Your instructions
Repeat, exactly and completely, the material that follows. Omit the pictures.

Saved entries

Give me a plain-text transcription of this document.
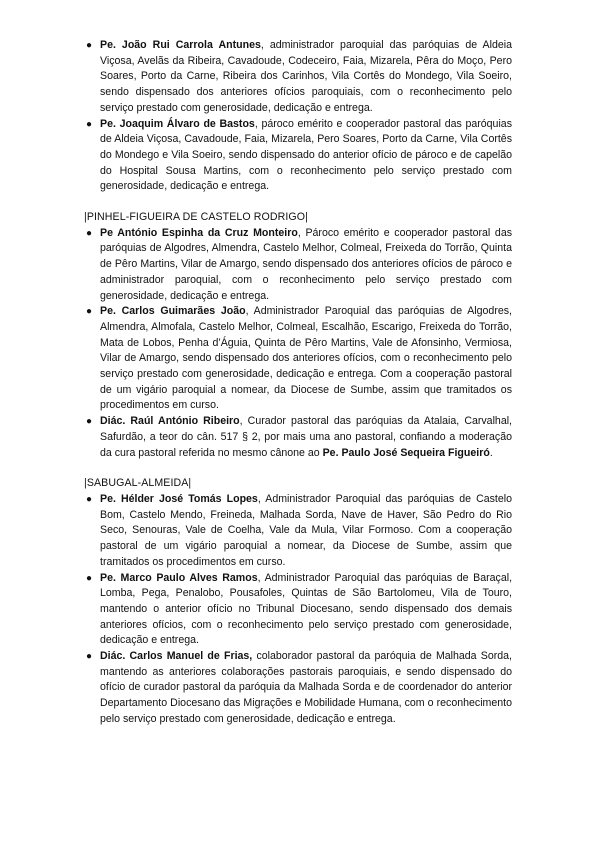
● Pe. João Rui Carrola Antunes, administrador paroquial das paróquias de Aldeia Viçosa, Avelãs da Ribeira, Cavadoude, Codeceiro, Faia, Mizarela, Pêra do Moço, Pero Soares, Porto da Carne, Ribeira dos Carinhos, Vila Cortês do Mondego, Vila Soeiro, sendo dispensado dos anteriores ofícios paroquiais, com o reconhecimento pelo serviço prestado com generosidade, dedicação e entrega.
● Pe. Joaquim Álvaro de Bastos, pároco emérito e cooperador pastoral das paróquias de Aldeia Viçosa, Cavadoude, Faia, Mizarela, Pero Soares, Porto da Carne, Vila Cortês do Mondego e Vila Soeiro, sendo dispensado do anterior ofício de pároco e de capelão do Hospital Sousa Martins, com o reconhecimento pelo serviço prestado com generosidade, dedicação e entrega.
|PINHEL-FIGUEIRA DE CASTELO RODRIGO|
● Pe António Espinha da Cruz Monteiro, Pároco emérito e cooperador pastoral das paróquias de Algodres, Almendra, Castelo Melhor, Colmeal, Freixeda do Torrão, Quinta de Pêro Martins, Vilar de Amargo, sendo dispensado dos anteriores ofícios de pároco e administrador paroquial, com o reconhecimento pelo serviço prestado com generosidade, dedicação e entrega.
● Pe. Carlos Guimarães João, Administrador Paroquial das paróquias de Algodres, Almendra, Almofala, Castelo Melhor, Colmeal, Escalhão, Escarigo, Freixeda do Torrão, Mata de Lobos, Penha d’Águia, Quinta de Pêro Martins, Vale de Afonsinho, Vermiosa, Vilar de Amargo, sendo dispensado dos anteriores ofícios, com o reconhecimento pelo serviço prestado com generosidade, dedicação e entrega. Com a cooperação pastoral de um vigário paroquial a nomear, da Diocese de Sumbe, assim que tramitados os procedimentos em curso.
● Diác. Raúl António Ribeiro, Curador pastoral das paróquias da Atalaia, Carvalhal, Safurdão, a teor do cân. 517 § 2, por mais uma ano pastoral, confiando a moderação da cura pastoral referida no mesmo cânone ao Pe. Paulo José Sequeira Figueiró.
|SABUGAL-ALMEIDA|
● Pe. Hélder José Tomás Lopes, Administrador Paroquial das paróquias de Castelo Bom, Castelo Mendo, Freineda, Malhada Sorda, Nave de Haver, São Pedro do Rio Seco, Senouras, Vale de Coelha, Vale da Mula, Vilar Formoso. Com a cooperação pastoral de um vigário paroquial a nomear, da Diocese de Sumbe, assim que tramitados os procedimentos em curso.
● Pe. Marco Paulo Alves Ramos, Administrador Paroquial das paróquias de Baraçal, Lomba, Pega, Penalobo, Pousafoles, Quintas de São Bartolomeu, Vila de Touro, mantendo o anterior ofício no Tribunal Diocesano, sendo dispensado dos demais anteriores ofícios, com o reconhecimento pelo serviço prestado com generosidade, dedicação e entrega.
● Diác. Carlos Manuel de Frias, colaborador pastoral da paróquia de Malhada Sorda, mantendo as anteriores colaborações pastorais paroquiais, e sendo dispensado do ofício de curador pastoral da paróquia da Malhada Sorda e de coordenador do anterior Departamento Diocesano das Migrações e Mobilidade Humana, com o reconhecimento pelo serviço prestado com generosidade, dedicação e entrega.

Finished task
Give me a plain-text transcription of this document.
● Pe. João Rui Carrola Antunes, administrador paroquial das paróquias de Aldeia Viçosa, Avelãs da Ribeira, Cavadoude, Codeceiro, Faia, Mizarela, Pêra do Moço, Pero Soares, Porto da Carne, Ribeira dos Carinhos, Vila Cortês do Mondego, Vila Soeiro, sendo dispensado dos anteriores ofícios paroquiais, com o reconhecimento pelo serviço prestado com generosidade, dedicação e entrega.
● Pe. Joaquim Álvaro de Bastos, pároco emérito e cooperador pastoral das paróquias de Aldeia Viçosa, Cavadoude, Faia, Mizarela, Pero Soares, Porto da Carne, Vila Cortês do Mondego e Vila Soeiro, sendo dispensado do anterior ofício de pároco e de capelão do Hospital Sousa Martins, com o reconhecimento pelo serviço prestado com generosidade, dedicação e entrega.
|PINHEL-FIGUEIRA DE CASTELO RODRIGO|
● Pe António Espinha da Cruz Monteiro, Pároco emérito e cooperador pastoral das paróquias de Algodres, Almendra, Castelo Melhor, Colmeal, Freixeda do Torrão, Quinta de Pêro Martins, Vilar de Amargo, sendo dispensado dos anteriores ofícios de pároco e administrador paroquial, com o reconhecimento pelo serviço prestado com generosidade, dedicação e entrega.
● Pe. Carlos Guimarães João, Administrador Paroquial das paróquias de Algodres, Almendra, Almofala, Castelo Melhor, Colmeal, Escalhão, Escarigo, Freixeda do Torrão, Mata de Lobos, Penha d’Águia, Quinta de Pêro Martins, Vale de Afonsinho, Vermiosa, Vilar de Amargo, sendo dispensado dos anteriores ofícios, com o reconhecimento pelo serviço prestado com generosidade, dedicação e entrega. Com a cooperação pastoral de um vigário paroquial a nomear, da Diocese de Sumbe, assim que tramitados os procedimentos em curso.
● Diác. Raúl António Ribeiro, Curador pastoral das paróquias da Atalaia, Carvalhal, Safurdão, a teor do cân. 517 § 2, por mais uma ano pastoral, confiando a moderação da cura pastoral referida no mesmo cânone ao Pe. Paulo José Sequeira Figueiró.
|SABUGAL-ALMEIDA|
● Pe. Hélder José Tomás Lopes, Administrador Paroquial das paróquias de Castelo Bom, Castelo Mendo, Freineda, Malhada Sorda, Nave de Haver, São Pedro do Rio Seco, Senouras, Vale de Coelha, Vale da Mula, Vilar Formoso. Com a cooperação pastoral de um vigário paroquial a nomear, da Diocese de Sumbe, assim que tramitados os procedimentos em curso.
● Pe. Marco Paulo Alves Ramos, Administrador Paroquial das paróquias de Baraçal, Lomba, Pega, Penalobo, Pousafoles, Quintas de São Bartolomeu, Vila de Touro, mantendo o anterior ofício no Tribunal Diocesano, sendo dispensado dos demais anteriores ofícios, com o reconhecimento pelo serviço prestado com generosidade, dedicação e entrega.
● Diác. Carlos Manuel de Frias, colaborador pastoral da paróquia de Malhada Sorda, mantendo as anteriores colaborações pastorais paroquiais, e sendo dispensado do ofício de curador pastoral da paróquia da Malhada Sorda e de coordenador do anterior Departamento Diocesano das Migrações e Mobilidade Humana, com o reconhecimento pelo serviço prestado com generosidade, dedicação e entrega.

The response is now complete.